▶ _SUPPLIED RECORDS_:

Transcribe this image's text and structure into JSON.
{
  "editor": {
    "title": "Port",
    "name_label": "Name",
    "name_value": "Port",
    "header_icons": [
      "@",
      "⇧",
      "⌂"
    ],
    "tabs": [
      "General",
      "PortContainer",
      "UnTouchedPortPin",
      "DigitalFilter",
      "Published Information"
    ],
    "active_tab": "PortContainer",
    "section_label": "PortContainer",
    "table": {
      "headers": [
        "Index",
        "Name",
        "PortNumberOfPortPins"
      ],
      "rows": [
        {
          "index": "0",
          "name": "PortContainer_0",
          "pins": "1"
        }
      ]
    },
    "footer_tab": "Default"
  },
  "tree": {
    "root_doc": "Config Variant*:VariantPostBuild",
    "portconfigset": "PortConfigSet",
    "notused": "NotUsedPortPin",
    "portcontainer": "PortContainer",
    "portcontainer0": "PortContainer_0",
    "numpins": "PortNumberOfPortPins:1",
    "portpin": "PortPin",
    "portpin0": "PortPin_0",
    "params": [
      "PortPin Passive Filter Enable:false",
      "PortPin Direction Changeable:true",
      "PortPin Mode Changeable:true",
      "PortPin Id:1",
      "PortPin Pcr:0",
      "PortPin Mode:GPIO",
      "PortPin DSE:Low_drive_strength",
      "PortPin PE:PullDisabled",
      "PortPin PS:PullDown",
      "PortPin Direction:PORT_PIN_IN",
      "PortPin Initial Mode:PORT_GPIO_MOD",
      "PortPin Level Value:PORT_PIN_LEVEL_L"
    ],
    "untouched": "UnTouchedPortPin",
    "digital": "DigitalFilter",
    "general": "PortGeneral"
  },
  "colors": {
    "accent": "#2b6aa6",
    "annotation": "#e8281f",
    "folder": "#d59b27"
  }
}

▶ _PROBLEM REQUIREMENTS_: Your answer should be a single number: the count of lines that contain "DigitalFilter".

▶ _THE RESPONSE_: 2